## Begin DATA ENTRIES

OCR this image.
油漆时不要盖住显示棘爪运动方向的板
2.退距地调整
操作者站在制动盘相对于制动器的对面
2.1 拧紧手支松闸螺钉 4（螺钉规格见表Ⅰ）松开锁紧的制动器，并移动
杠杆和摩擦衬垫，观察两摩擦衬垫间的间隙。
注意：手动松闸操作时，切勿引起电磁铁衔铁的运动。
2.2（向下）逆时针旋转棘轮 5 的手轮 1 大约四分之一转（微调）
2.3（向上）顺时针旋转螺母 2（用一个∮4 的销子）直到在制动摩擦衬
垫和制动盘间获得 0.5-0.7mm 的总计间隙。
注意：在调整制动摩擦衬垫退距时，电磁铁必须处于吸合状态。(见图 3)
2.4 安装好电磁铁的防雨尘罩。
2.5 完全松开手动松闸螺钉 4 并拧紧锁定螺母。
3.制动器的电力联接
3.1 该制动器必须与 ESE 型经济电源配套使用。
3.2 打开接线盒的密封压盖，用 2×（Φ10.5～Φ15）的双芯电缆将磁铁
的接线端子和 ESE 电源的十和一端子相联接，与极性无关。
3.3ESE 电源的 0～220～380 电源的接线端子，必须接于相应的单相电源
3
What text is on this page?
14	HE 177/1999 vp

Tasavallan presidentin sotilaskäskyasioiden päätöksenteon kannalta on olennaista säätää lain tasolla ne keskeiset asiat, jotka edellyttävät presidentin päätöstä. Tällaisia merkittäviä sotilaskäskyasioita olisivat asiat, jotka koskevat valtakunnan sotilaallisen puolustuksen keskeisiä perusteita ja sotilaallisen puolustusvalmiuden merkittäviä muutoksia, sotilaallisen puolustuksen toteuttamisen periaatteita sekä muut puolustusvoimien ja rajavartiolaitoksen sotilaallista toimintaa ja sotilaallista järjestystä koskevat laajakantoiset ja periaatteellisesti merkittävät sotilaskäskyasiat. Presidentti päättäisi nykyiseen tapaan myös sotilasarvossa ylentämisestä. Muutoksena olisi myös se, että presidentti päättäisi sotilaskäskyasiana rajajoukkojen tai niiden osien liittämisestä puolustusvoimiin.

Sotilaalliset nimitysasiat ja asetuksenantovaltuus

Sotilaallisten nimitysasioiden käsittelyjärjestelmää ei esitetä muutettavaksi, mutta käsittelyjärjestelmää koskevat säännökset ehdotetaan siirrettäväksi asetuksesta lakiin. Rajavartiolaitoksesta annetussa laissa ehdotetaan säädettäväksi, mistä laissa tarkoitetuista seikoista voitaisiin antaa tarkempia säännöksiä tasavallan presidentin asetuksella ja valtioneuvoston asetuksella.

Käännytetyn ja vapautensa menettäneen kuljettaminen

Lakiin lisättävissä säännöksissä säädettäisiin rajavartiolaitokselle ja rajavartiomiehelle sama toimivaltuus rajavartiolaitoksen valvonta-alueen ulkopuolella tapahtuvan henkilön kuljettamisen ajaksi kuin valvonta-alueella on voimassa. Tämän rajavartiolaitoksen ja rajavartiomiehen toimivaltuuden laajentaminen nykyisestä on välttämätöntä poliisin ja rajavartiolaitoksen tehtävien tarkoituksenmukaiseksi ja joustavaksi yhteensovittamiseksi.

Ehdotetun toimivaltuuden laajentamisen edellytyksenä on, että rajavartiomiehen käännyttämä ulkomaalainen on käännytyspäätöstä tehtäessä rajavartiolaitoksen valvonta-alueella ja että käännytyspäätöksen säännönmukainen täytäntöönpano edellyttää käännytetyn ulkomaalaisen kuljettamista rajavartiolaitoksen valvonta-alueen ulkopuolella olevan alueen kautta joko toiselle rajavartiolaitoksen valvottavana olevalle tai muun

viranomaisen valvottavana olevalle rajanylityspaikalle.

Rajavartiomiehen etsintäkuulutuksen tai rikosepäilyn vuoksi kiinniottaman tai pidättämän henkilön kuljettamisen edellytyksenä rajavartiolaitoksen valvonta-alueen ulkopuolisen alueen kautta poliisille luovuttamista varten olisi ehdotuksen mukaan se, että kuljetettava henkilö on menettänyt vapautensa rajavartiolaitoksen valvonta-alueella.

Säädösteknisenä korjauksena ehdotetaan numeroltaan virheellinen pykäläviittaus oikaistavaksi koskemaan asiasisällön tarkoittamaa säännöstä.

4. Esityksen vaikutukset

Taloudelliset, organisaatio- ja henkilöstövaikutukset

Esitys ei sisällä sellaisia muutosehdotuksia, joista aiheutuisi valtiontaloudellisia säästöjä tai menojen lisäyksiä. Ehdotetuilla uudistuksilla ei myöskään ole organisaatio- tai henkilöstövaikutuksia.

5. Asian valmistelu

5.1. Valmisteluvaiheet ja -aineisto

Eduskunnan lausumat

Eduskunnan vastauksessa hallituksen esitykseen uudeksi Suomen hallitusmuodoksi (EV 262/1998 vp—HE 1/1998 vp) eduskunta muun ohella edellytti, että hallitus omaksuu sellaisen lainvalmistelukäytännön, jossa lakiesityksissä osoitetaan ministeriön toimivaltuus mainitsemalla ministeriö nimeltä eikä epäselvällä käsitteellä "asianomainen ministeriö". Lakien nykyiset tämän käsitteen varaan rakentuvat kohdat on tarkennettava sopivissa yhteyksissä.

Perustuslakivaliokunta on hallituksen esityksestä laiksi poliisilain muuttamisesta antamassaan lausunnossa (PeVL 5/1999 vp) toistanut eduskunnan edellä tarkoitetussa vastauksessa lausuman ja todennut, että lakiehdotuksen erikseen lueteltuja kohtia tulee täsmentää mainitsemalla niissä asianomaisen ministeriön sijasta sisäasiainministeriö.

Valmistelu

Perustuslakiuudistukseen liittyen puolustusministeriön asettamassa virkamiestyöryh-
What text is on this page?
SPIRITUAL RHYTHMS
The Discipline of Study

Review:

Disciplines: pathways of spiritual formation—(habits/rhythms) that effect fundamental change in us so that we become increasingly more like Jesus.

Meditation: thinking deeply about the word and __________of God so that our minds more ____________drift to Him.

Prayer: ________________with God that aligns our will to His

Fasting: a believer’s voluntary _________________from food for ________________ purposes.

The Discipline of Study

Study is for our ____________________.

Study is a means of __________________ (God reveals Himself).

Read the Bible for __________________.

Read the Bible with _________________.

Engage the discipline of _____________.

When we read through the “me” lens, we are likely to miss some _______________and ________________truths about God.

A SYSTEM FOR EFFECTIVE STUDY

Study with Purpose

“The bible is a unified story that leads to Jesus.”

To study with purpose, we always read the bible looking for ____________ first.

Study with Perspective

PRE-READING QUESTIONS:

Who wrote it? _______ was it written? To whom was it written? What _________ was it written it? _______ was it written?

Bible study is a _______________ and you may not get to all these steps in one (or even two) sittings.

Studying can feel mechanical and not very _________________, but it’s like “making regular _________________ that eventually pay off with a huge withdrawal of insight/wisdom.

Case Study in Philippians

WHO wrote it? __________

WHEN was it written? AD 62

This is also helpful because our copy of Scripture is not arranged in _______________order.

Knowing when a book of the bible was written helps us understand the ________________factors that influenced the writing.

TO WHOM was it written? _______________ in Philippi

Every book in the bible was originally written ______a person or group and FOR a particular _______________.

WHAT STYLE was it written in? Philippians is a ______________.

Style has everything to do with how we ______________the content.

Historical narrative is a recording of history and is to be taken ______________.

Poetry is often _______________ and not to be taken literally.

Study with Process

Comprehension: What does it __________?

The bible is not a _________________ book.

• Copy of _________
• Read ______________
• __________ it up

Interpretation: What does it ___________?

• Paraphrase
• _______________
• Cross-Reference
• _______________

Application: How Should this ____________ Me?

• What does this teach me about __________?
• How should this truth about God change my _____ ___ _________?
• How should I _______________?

## End DATA ENTRIES

INSTRUCTIONS FOR THE TASK:
Word for word, write out all of the data above.

EXPECTED ANSWER:
OCR this image.
油漆时不要盖住显示棘爪运动方向的板
2.退距地调整
操作者站在制动盘相对于制动器的对面
2.1 拧紧手支松闸螺钉 4（螺钉规格见表Ⅰ）松开锁紧的制动器，并移动
杠杆和摩擦衬垫，观察两摩擦衬垫间的间隙。
注意：手动松闸操作时，切勿引起电磁铁衔铁的运动。
2.2（向下）逆时针旋转棘轮 5 的手轮 1 大约四分之一转（微调）
2.3（向上）顺时针旋转螺母 2（用一个∮4 的销子）直到在制动摩擦衬
垫和制动盘间获得 0.5-0.7mm 的总计间隙。
注意：在调整制动摩擦衬垫退距时，电磁铁必须处于吸合状态。(见图 3)
2.4 安装好电磁铁的防雨尘罩。
2.5 完全松开手动松闸螺钉 4 并拧紧锁定螺母。
3.制动器的电力联接
3.1 该制动器必须与 ESE 型经济电源配套使用。
3.2 打开接线盒的密封压盖，用 2×（Φ10.5～Φ15）的双芯电缆将磁铁
的接线端子和 ESE 电源的十和一端子相联接，与极性无关。
3.3ESE 电源的 0～220～380 电源的接线端子，必须接于相应的单相电源
3
What text is on this page?
14	HE 177/1999 vp

Tasavallan presidentin sotilaskäskyasioiden päätöksenteon kannalta on olennaista säätää lain tasolla ne keskeiset asiat, jotka edellyttävät presidentin päätöstä. Tällaisia merkittäviä sotilaskäskyasioita olisivat asiat, jotka koskevat valtakunnan sotilaallisen puolustuksen keskeisiä perusteita ja sotilaallisen puolustusvalmiuden merkittäviä muutoksia, sotilaallisen puolustuksen toteuttamisen periaatteita sekä muut puolustusvoimien ja rajavartiolaitoksen sotilaallista toimintaa ja sotilaallista järjestystä koskevat laajakantoiset ja periaatteellisesti merkittävät sotilaskäskyasiat. Presidentti päättäisi nykyiseen tapaan myös sotilasarvossa ylentämisestä. Muutoksena olisi myös se, että presidentti päättäisi sotilaskäskyasiana rajajoukkojen tai niiden osien liittämisestä puolustusvoimiin.

Sotilaalliset nimitysasiat ja asetuksenantovaltuus

Sotilaallisten nimitysasioiden käsittelyjärjestelmää ei esitetä muutettavaksi, mutta käsittelyjärjestelmää koskevat säännökset ehdotetaan siirrettäväksi asetuksesta lakiin. Rajavartiolaitoksesta annetussa laissa ehdotetaan säädettäväksi, mistä laissa tarkoitetuista seikoista voitaisiin antaa tarkempia säännöksiä tasavallan presidentin asetuksella ja valtioneuvoston asetuksella.

Käännytetyn ja vapautensa menettäneen kuljettaminen

Lakiin lisättävissä säännöksissä säädettäisiin rajavartiolaitokselle ja rajavartiomiehelle sama toimivaltuus rajavartiolaitoksen valvonta-alueen ulkopuolella tapahtuvan henkilön kuljettamisen ajaksi kuin valvonta-alueella on voimassa. Tämän rajavartiolaitoksen ja rajavartiomiehen toimivaltuuden laajentaminen nykyisestä on välttämätöntä poliisin ja rajavartiolaitoksen tehtävien tarkoituksenmukaiseksi ja joustavaksi yhteensovittamiseksi.

Ehdotetun toimivaltuuden laajentamisen edellytyksenä on, että rajavartiomiehen käännyttämä ulkomaalainen on käännytyspäätöstä tehtäessä rajavartiolaitoksen valvonta-alueella ja että käännytyspäätöksen säännönmukainen täytäntöönpano edellyttää käännytetyn ulkomaalaisen kuljettamista rajavartiolaitoksen valvonta-alueen ulkopuolella olevan alueen kautta joko toiselle rajavartiolaitoksen valvottavana olevalle tai muun

viranomaisen valvottavana olevalle rajanylityspaikalle.

Rajavartiomiehen etsintäkuulutuksen tai rikosepäilyn vuoksi kiinniottaman tai pidättämän henkilön kuljettamisen edellytyksenä rajavartiolaitoksen valvonta-alueen ulkopuolisen alueen kautta poliisille luovuttamista varten olisi ehdotuksen mukaan se, että kuljetettava henkilö on menettänyt vapautensa rajavartiolaitoksen valvonta-alueella.

Säädösteknisenä korjauksena ehdotetaan numeroltaan virheellinen pykäläviittaus oikaistavaksi koskemaan asiasisällön tarkoittamaa säännöstä.

4. Esityksen vaikutukset

Taloudelliset, organisaatio- ja henkilöstövaikutukset

Esitys ei sisällä sellaisia muutosehdotuksia, joista aiheutuisi valtiontaloudellisia säästöjä tai menojen lisäyksiä. Ehdotetuilla uudistuksilla ei myöskään ole organisaatio- tai henkilöstövaikutuksia.

5. Asian valmistelu

5.1. Valmisteluvaiheet ja -aineisto

Eduskunnan lausumat

Eduskunnan vastauksessa hallituksen esitykseen uudeksi Suomen hallitusmuodoksi (EV 262/1998 vp—HE 1/1998 vp) eduskunta muun ohella edellytti, että hallitus omaksuu sellaisen lainvalmistelukäytännön, jossa lakiesityksissä osoitetaan ministeriön toimivaltuus mainitsemalla ministeriö nimeltä eikä epäselvällä käsitteellä "asianomainen ministeriö". Lakien nykyiset tämän käsitteen varaan rakentuvat kohdat on tarkennettava sopivissa yhteyksissä.

Perustuslakivaliokunta on hallituksen esityksestä laiksi poliisilain muuttamisesta antamassaan lausunnossa (PeVL 5/1999 vp) toistanut eduskunnan edellä tarkoitetussa vastauksessa lausuman ja todennut, että lakiehdotuksen erikseen lueteltuja kohtia tulee täsmentää mainitsemalla niissä asianomaisen ministeriön sijasta sisäasiainministeriö.

Valmistelu

Perustuslakiuudistukseen liittyen puolustusministeriön asettamassa virkamiestyöryh-
What text is on this page?
SPIRITUAL RHYTHMS
The Discipline of Study

Review:

Disciplines: pathways of spiritual formation—(habits/rhythms) that effect fundamental change in us so that we become increasingly more like Jesus.

Meditation: thinking deeply about the word and __________of God so that our minds more ____________drift to Him.

Prayer: ________________with God that aligns our will to His

Fasting: a believer’s voluntary _________________from food for ________________ purposes.

The Discipline of Study

Study is for our ____________________.

Study is a means of __________________ (God reveals Himself).

Read the Bible for __________________.

Read the Bible with _________________.

Engage the discipline of _____________.

When we read through the “me” lens, we are likely to miss some _______________and ________________truths about God.

A SYSTEM FOR EFFECTIVE STUDY

Study with Purpose

“The bible is a unified story that leads to Jesus.”

To study with purpose, we always read the bible looking for ____________ first.

Study with Perspective

PRE-READING QUESTIONS:

Who wrote it? _______ was it written? To whom was it written? What _________ was it written it? _______ was it written?

Bible study is a _______________ and you may not get to all these steps in one (or even two) sittings.

Studying can feel mechanical and not very _________________, but it’s like “making regular _________________ that eventually pay off with a huge withdrawal of insight/wisdom.

Case Study in Philippians

WHO wrote it? __________

WHEN was it written? AD 62

This is also helpful because our copy of Scripture is not arranged in _______________order.

Knowing when a book of the bible was written helps us understand the ________________factors that influenced the writing.

TO WHOM was it written? _______________ in Philippi

Every book in the bible was originally written ______a person or group and FOR a particular _______________.

WHAT STYLE was it written in? Philippians is a ______________.

Style has everything to do with how we ______________the content.

Historical narrative is a recording of history and is to be taken ______________.

Poetry is often _______________ and not to be taken literally.

Study with Process

Comprehension: What does it __________?

The bible is not a _________________ book.

• Copy of _________
• Read ______________
• __________ it up

Interpretation: What does it ___________?

• Paraphrase
• _______________
• Cross-Reference
• _______________

Application: How Should this ____________ Me?

• What does this teach me about __________?
• How should this truth about God change my _____ ___ _________?
• How should I _______________?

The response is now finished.